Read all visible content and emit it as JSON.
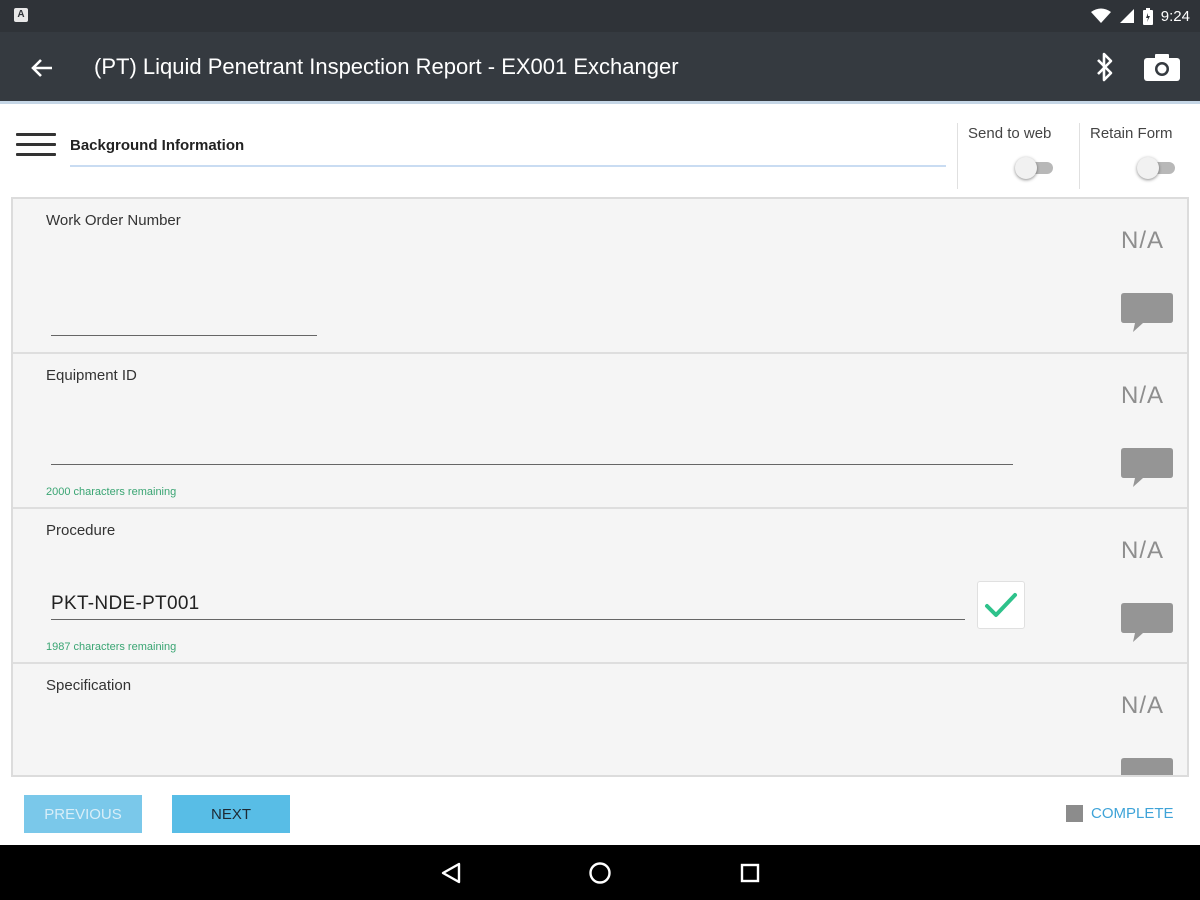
{
  "status_bar": {
    "time": "9:24",
    "icons": [
      "notification-icon",
      "wifi-icon",
      "cell-signal-icon",
      "battery-icon"
    ]
  },
  "app_bar": {
    "title": "(PT) Liquid Penetrant Inspection Report - EX001 Exchanger",
    "icons": [
      "back-arrow-icon",
      "bluetooth-icon",
      "camera-icon"
    ]
  },
  "section": {
    "current": "Background Information"
  },
  "toggles": {
    "send_to_web": {
      "label": "Send to web",
      "on": false
    },
    "retain_form": {
      "label": "Retain Form",
      "on": false
    }
  },
  "questions": [
    {
      "label": "Work Order Number",
      "value": "",
      "remaining": "",
      "na_label": "N/A"
    },
    {
      "label": "Equipment ID",
      "value": "",
      "remaining": "2000 characters remaining",
      "na_label": "N/A"
    },
    {
      "label": "Procedure",
      "value": "PKT-NDE-PT001",
      "remaining": "1987 characters remaining",
      "na_label": "N/A",
      "confirmed": true
    },
    {
      "label": "Specification",
      "value": "",
      "remaining": "",
      "na_label": "N/A"
    }
  ],
  "nav": {
    "previous_label": "PREVIOUS",
    "next_label": "NEXT",
    "complete_label": "COMPLETE",
    "previous_enabled": false
  },
  "colors": {
    "app_bar": "#353a40",
    "accent": "#58bde6",
    "check": "#2ec28b",
    "remaining_text": "#3aa573",
    "complete_text": "#3ea3d8"
  }
}
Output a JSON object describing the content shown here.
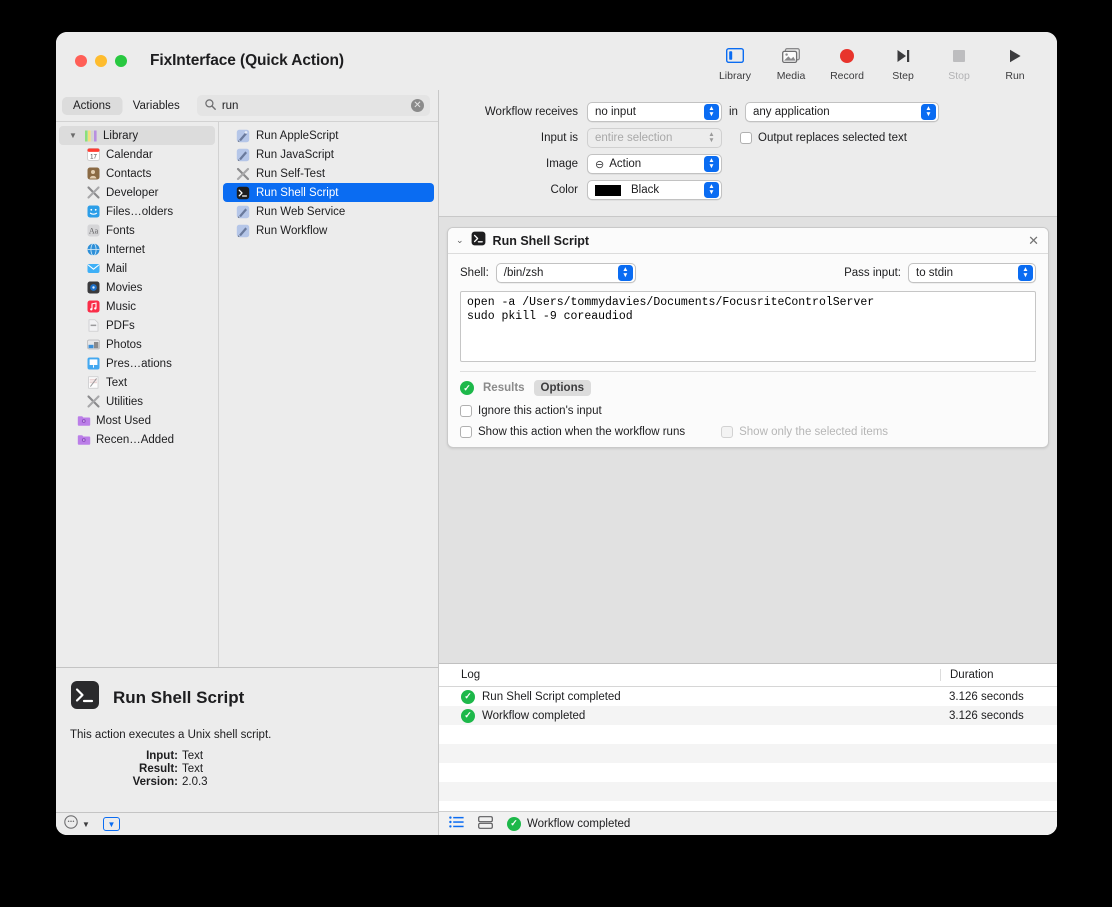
{
  "window": {
    "title": "FixInterface (Quick Action)",
    "traffic_lights": [
      "close",
      "minimize",
      "zoom"
    ]
  },
  "toolbar": {
    "items": [
      {
        "label": "Library",
        "icon": "library-icon",
        "enabled": true
      },
      {
        "label": "Media",
        "icon": "media-icon",
        "enabled": true
      },
      {
        "label": "Record",
        "icon": "record-icon",
        "enabled": true
      },
      {
        "label": "Step",
        "icon": "step-icon",
        "enabled": true
      },
      {
        "label": "Stop",
        "icon": "stop-icon",
        "enabled": false
      },
      {
        "label": "Run",
        "icon": "run-icon",
        "enabled": true
      }
    ]
  },
  "browser": {
    "tabs": [
      {
        "label": "Actions",
        "active": true
      },
      {
        "label": "Variables",
        "active": false
      }
    ],
    "search": {
      "value": "run",
      "placeholder": "Search",
      "icon": "search-icon",
      "clear_icon": "clear-icon"
    },
    "library": [
      {
        "label": "Library",
        "icon": "library-bars-icon",
        "level": 0,
        "selected": true,
        "disclosure": "⌄"
      },
      {
        "label": "Calendar",
        "icon": "calendar-icon",
        "level": 1
      },
      {
        "label": "Contacts",
        "icon": "contacts-icon",
        "level": 1
      },
      {
        "label": "Developer",
        "icon": "developer-icon",
        "level": 1
      },
      {
        "label": "Files…olders",
        "icon": "finder-icon",
        "level": 1
      },
      {
        "label": "Fonts",
        "icon": "fonts-icon",
        "level": 1
      },
      {
        "label": "Internet",
        "icon": "internet-icon",
        "level": 1
      },
      {
        "label": "Mail",
        "icon": "mail-icon",
        "level": 1
      },
      {
        "label": "Movies",
        "icon": "movies-icon",
        "level": 1
      },
      {
        "label": "Music",
        "icon": "music-icon",
        "level": 1
      },
      {
        "label": "PDFs",
        "icon": "pdf-icon",
        "level": 1
      },
      {
        "label": "Photos",
        "icon": "photos-icon",
        "level": 1
      },
      {
        "label": "Pres…ations",
        "icon": "presentations-icon",
        "level": 1
      },
      {
        "label": "Text",
        "icon": "text-icon",
        "level": 1
      },
      {
        "label": "Utilities",
        "icon": "utilities-icon",
        "level": 1
      },
      {
        "label": "Most Used",
        "icon": "smart-folder-icon",
        "level": 2
      },
      {
        "label": "Recen…Added",
        "icon": "smart-folder-icon",
        "level": 2
      }
    ],
    "actions": [
      {
        "label": "Run AppleScript",
        "icon": "script-icon",
        "selected": false
      },
      {
        "label": "Run JavaScript",
        "icon": "script-icon",
        "selected": false
      },
      {
        "label": "Run Self-Test",
        "icon": "xtools-icon",
        "selected": false
      },
      {
        "label": "Run Shell Script",
        "icon": "terminal-icon",
        "selected": true
      },
      {
        "label": "Run Web Service",
        "icon": "script-icon",
        "selected": false
      },
      {
        "label": "Run Workflow",
        "icon": "script-icon",
        "selected": false
      }
    ]
  },
  "info": {
    "icon": "terminal-icon",
    "title": "Run Shell Script",
    "description": "This action executes a Unix shell script.",
    "meta": [
      {
        "key": "Input:",
        "value": "Text"
      },
      {
        "key": "Result:",
        "value": "Text"
      },
      {
        "key": "Version:",
        "value": "2.0.3"
      }
    ]
  },
  "left_status_bar": {
    "info_icon": "info-circle-icon",
    "chevron_icon": "chevron-down-icon",
    "box_icon": "chevron-down-box-icon"
  },
  "workflow_settings": {
    "receives_label": "Workflow receives",
    "receives_value": "no input",
    "in_label": "in",
    "in_value": "any application",
    "input_is_label": "Input is",
    "input_is_value": "entire selection",
    "input_is_disabled": true,
    "output_replaces_label": "Output replaces selected text",
    "output_replaces_checked": false,
    "image_label": "Image",
    "image_value": "Action",
    "image_glyph": "⊖",
    "color_label": "Color",
    "color_value": "Black",
    "color_hex": "#000000"
  },
  "action_card": {
    "title": "Run Shell Script",
    "icon": "terminal-icon",
    "close_icon": "close-icon",
    "disclosure_icon": "chevron-down-icon",
    "shell_label": "Shell:",
    "shell_value": "/bin/zsh",
    "pass_input_label": "Pass input:",
    "pass_input_value": "to stdin",
    "script": "open -a /Users/tommydavies/Documents/FocusriteControlServer\nsudo pkill -9 coreaudiod",
    "results_tab": "Results",
    "options_tab": "Options",
    "options_active": true,
    "status_icon": "green-check-icon",
    "checkboxes": [
      {
        "label": "Ignore this action's input",
        "checked": false,
        "disabled": false
      },
      {
        "label": "Show this action when the workflow runs",
        "checked": false,
        "disabled": false
      },
      {
        "label": "Show only the selected items",
        "checked": false,
        "disabled": true
      }
    ]
  },
  "log": {
    "columns": [
      "Log",
      "Duration"
    ],
    "rows": [
      {
        "status_icon": "green-check-icon",
        "message": "Run Shell Script completed",
        "duration": "3.126 seconds"
      },
      {
        "status_icon": "green-check-icon",
        "message": "Workflow completed",
        "duration": "3.126 seconds"
      }
    ],
    "empty_rows": 5,
    "status_bar": {
      "list_icon": "list-view-icon",
      "panel_icon": "split-view-icon",
      "status_icon": "green-check-icon",
      "status_text": "Workflow completed"
    }
  },
  "colors": {
    "accent": "#0a6cf2",
    "success": "#1db84a",
    "record": "#e8342c",
    "window_bg": "#ececec",
    "canvas_bg": "#e1e1e1"
  }
}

What you have to do »
Return the listing above word for word, with the pictures removed.

The completed task »
Read all visible content and emit it as JSON.
{
  "status_bar": {
    "time": "9:24",
    "icons": [
      "notification-icon",
      "wifi-icon",
      "cell-signal-icon",
      "battery-icon"
    ]
  },
  "app_bar": {
    "title": "(PT) Liquid Penetrant Inspection Report - EX001 Exchanger",
    "icons": [
      "back-arrow-icon",
      "bluetooth-icon",
      "camera-icon"
    ]
  },
  "section": {
    "current": "Background Information"
  },
  "toggles": {
    "send_to_web": {
      "label": "Send to web",
      "on": false
    },
    "retain_form": {
      "label": "Retain Form",
      "on": false
    }
  },
  "questions": [
    {
      "label": "Work Order Number",
      "value": "",
      "remaining": "",
      "na_label": "N/A"
    },
    {
      "label": "Equipment ID",
      "value": "",
      "remaining": "2000 characters remaining",
      "na_label": "N/A"
    },
    {
      "label": "Procedure",
      "value": "PKT-NDE-PT001",
      "remaining": "1987 characters remaining",
      "na_label": "N/A",
      "confirmed": true
    },
    {
      "label": "Specification",
      "value": "",
      "remaining": "",
      "na_label": "N/A"
    }
  ],
  "nav": {
    "previous_label": "PREVIOUS",
    "next_label": "NEXT",
    "complete_label": "COMPLETE",
    "previous_enabled": false
  },
  "colors": {
    "app_bar": "#353a40",
    "accent": "#58bde6",
    "check": "#2ec28b",
    "remaining_text": "#3aa573",
    "complete_text": "#3ea3d8"
  }
}
Output a JSON object describing the content shown here.
{
  "window": {
    "title": "FixInterface (Quick Action)",
    "traffic_lights": [
      "close",
      "minimize",
      "zoom"
    ]
  },
  "toolbar": {
    "items": [
      {
        "label": "Library",
        "icon": "library-icon",
        "enabled": true
      },
      {
        "label": "Media",
        "icon": "media-icon",
        "enabled": true
      },
      {
        "label": "Record",
        "icon": "record-icon",
        "enabled": true
      },
      {
        "label": "Step",
        "icon": "step-icon",
        "enabled": true
      },
      {
        "label": "Stop",
        "icon": "stop-icon",
        "enabled": false
      },
      {
        "label": "Run",
        "icon": "run-icon",
        "enabled": true
      }
    ]
  },
  "browser": {
    "tabs": [
      {
        "label": "Actions",
        "active": true
      },
      {
        "label": "Variables",
        "active": false
      }
    ],
    "search": {
      "value": "run",
      "placeholder": "Search",
      "icon": "search-icon",
      "clear_icon": "clear-icon"
    },
    "library": [
      {
        "label": "Library",
        "icon": "library-bars-icon",
        "level": 0,
        "selected": true,
        "disclosure": "⌄"
      },
      {
        "label": "Calendar",
        "icon": "calendar-icon",
        "level": 1
      },
      {
        "label": "Contacts",
        "icon": "contacts-icon",
        "level": 1
      },
      {
        "label": "Developer",
        "icon": "developer-icon",
        "level": 1
      },
      {
        "label": "Files…olders",
        "icon": "finder-icon",
        "level": 1
      },
      {
        "label": "Fonts",
        "icon": "fonts-icon",
        "level": 1
      },
      {
        "label": "Internet",
        "icon": "internet-icon",
        "level": 1
      },
      {
        "label": "Mail",
        "icon": "mail-icon",
        "level": 1
      },
      {
        "label": "Movies",
        "icon": "movies-icon",
        "level": 1
      },
      {
        "label": "Music",
        "icon": "music-icon",
        "level": 1
      },
      {
        "label": "PDFs",
        "icon": "pdf-icon",
        "level": 1
      },
      {
        "label": "Photos",
        "icon": "photos-icon",
        "level": 1
      },
      {
        "label": "Pres…ations",
        "icon": "presentations-icon",
        "level": 1
      },
      {
        "label": "Text",
        "icon": "text-icon",
        "level": 1
      },
      {
        "label": "Utilities",
        "icon": "utilities-icon",
        "level": 1
      },
      {
        "label": "Most Used",
        "icon": "smart-folder-icon",
        "level": 2
      },
      {
        "label": "Recen…Added",
        "icon": "smart-folder-icon",
        "level": 2
      }
    ],
    "actions": [
      {
        "label": "Run AppleScript",
        "icon": "script-icon",
        "selected": false
      },
      {
        "label": "Run JavaScript",
        "icon": "script-icon",
        "selected": false
      },
      {
        "label": "Run Self-Test",
        "icon": "xtools-icon",
        "selected": false
      },
      {
        "label": "Run Shell Script",
        "icon": "terminal-icon",
        "selected": true
      },
      {
        "label": "Run Web Service",
        "icon": "script-icon",
        "selected": false
      },
      {
        "label": "Run Workflow",
        "icon": "script-icon",
        "selected": false
      }
    ]
  },
  "info": {
    "icon": "terminal-icon",
    "title": "Run Shell Script",
    "description": "This action executes a Unix shell script.",
    "meta": [
      {
        "key": "Input:",
        "value": "Text"
      },
      {
        "key": "Result:",
        "value": "Text"
      },
      {
        "key": "Version:",
        "value": "2.0.3"
      }
    ]
  },
  "left_status_bar": {
    "info_icon": "info-circle-icon",
    "chevron_icon": "chevron-down-icon",
    "box_icon": "chevron-down-box-icon"
  },
  "workflow_settings": {
    "receives_label": "Workflow receives",
    "receives_value": "no input",
    "in_label": "in",
    "in_value": "any application",
    "input_is_label": "Input is",
    "input_is_value": "entire selection",
    "input_is_disabled": true,
    "output_replaces_label": "Output replaces selected text",
    "output_replaces_checked": false,
    "image_label": "Image",
    "image_value": "Action",
    "image_glyph": "⊖",
    "color_label": "Color",
    "color_value": "Black",
    "color_hex": "#000000"
  },
  "action_card": {
    "title": "Run Shell Script",
    "icon": "terminal-icon",
    "close_icon": "close-icon",
    "disclosure_icon": "chevron-down-icon",
    "shell_label": "Shell:",
    "shell_value": "/bin/zsh",
    "pass_input_label": "Pass input:",
    "pass_input_value": "to stdin",
    "script": "open -a /Users/tommydavies/Documents/FocusriteControlServer\nsudo pkill -9 coreaudiod",
    "results_tab": "Results",
    "options_tab": "Options",
    "options_active": true,
    "status_icon": "green-check-icon",
    "checkboxes": [
      {
        "label": "Ignore this action's input",
        "checked": false,
        "disabled": false
      },
      {
        "label": "Show this action when the workflow runs",
        "checked": false,
        "disabled": false
      },
      {
        "label": "Show only the selected items",
        "checked": false,
        "disabled": true
      }
    ]
  },
  "log": {
    "columns": [
      "Log",
      "Duration"
    ],
    "rows": [
      {
        "status_icon": "green-check-icon",
        "message": "Run Shell Script completed",
        "duration": "3.126 seconds"
      },
      {
        "status_icon": "green-check-icon",
        "message": "Workflow completed",
        "duration": "3.126 seconds"
      }
    ],
    "empty_rows": 5,
    "status_bar": {
      "list_icon": "list-view-icon",
      "panel_icon": "split-view-icon",
      "status_icon": "green-check-icon",
      "status_text": "Workflow completed"
    }
  },
  "colors": {
    "accent": "#0a6cf2",
    "success": "#1db84a",
    "record": "#e8342c",
    "window_bg": "#ececec",
    "canvas_bg": "#e1e1e1"
  }
}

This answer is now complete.